> **WORK TO COMPLETE**
Find each line holding the word "овец" and give the total alone.

> **SOURCE DATA**

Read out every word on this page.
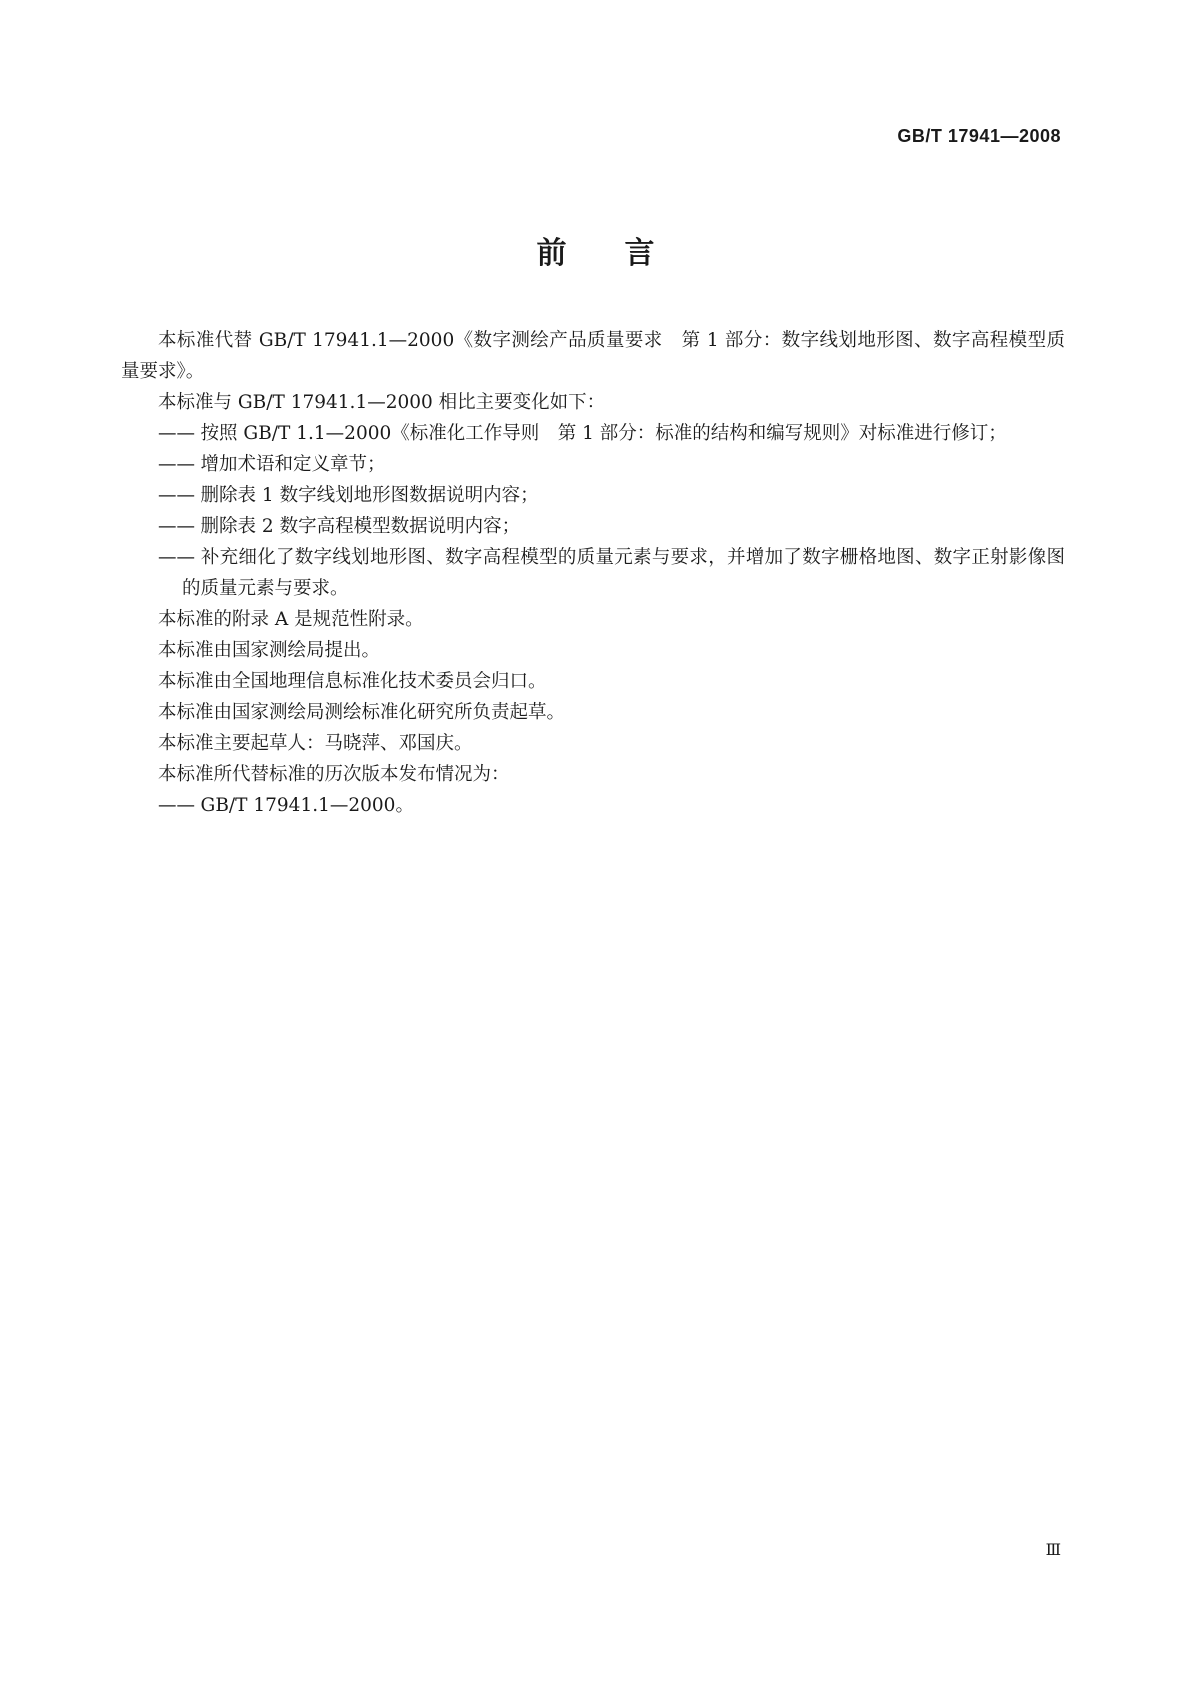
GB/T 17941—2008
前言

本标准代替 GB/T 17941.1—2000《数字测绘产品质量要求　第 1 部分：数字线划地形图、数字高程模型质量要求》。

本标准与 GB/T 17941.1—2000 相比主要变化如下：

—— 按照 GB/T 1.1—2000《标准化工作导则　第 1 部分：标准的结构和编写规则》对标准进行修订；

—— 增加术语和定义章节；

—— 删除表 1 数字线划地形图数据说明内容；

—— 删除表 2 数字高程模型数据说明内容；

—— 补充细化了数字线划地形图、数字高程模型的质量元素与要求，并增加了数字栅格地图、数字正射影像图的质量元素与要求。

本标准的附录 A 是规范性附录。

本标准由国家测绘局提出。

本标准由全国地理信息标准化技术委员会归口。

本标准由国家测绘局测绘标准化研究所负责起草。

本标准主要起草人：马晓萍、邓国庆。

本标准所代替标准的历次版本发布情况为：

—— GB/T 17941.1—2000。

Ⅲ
--
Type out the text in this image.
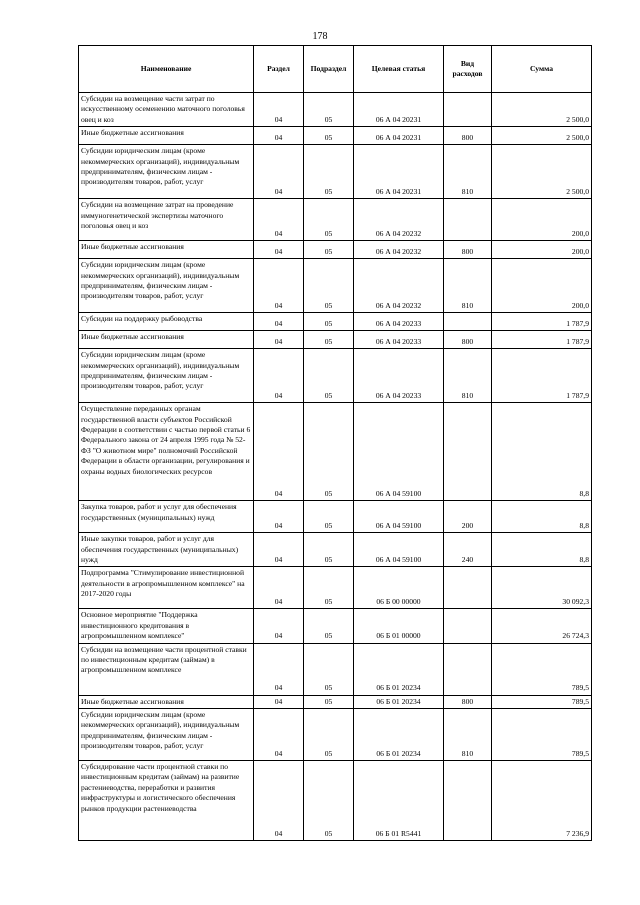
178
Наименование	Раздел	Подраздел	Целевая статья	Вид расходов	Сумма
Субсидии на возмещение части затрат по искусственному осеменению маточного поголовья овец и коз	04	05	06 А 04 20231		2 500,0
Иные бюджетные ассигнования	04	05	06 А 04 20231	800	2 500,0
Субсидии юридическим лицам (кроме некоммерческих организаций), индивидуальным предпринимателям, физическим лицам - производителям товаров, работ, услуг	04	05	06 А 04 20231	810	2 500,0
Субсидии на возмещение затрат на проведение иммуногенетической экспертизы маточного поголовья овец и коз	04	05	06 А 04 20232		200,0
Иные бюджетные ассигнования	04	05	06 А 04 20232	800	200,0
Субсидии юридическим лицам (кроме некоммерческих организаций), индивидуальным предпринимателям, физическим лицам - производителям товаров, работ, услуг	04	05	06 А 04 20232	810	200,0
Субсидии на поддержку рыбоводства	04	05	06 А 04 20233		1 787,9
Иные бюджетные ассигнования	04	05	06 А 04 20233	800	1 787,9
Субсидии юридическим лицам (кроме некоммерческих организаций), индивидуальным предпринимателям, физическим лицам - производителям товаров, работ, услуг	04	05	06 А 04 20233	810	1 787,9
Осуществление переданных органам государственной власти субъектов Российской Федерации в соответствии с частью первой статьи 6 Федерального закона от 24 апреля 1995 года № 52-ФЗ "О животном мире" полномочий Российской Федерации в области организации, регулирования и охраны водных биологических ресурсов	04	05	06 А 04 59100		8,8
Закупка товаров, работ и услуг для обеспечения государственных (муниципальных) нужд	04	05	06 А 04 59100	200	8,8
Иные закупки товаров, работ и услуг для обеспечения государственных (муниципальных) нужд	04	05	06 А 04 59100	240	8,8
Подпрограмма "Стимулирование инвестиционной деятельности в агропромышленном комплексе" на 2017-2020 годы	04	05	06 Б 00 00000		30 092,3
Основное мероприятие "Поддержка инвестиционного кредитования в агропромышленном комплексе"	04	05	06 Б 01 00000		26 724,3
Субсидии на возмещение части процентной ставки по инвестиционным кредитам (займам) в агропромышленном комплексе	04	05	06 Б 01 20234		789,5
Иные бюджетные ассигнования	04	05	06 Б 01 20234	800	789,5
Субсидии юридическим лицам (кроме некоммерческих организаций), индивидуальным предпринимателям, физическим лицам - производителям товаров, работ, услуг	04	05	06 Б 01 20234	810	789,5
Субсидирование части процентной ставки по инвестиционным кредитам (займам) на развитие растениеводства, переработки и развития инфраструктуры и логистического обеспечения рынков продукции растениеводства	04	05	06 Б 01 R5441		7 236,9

> **EXPECTED OUTPUT**
2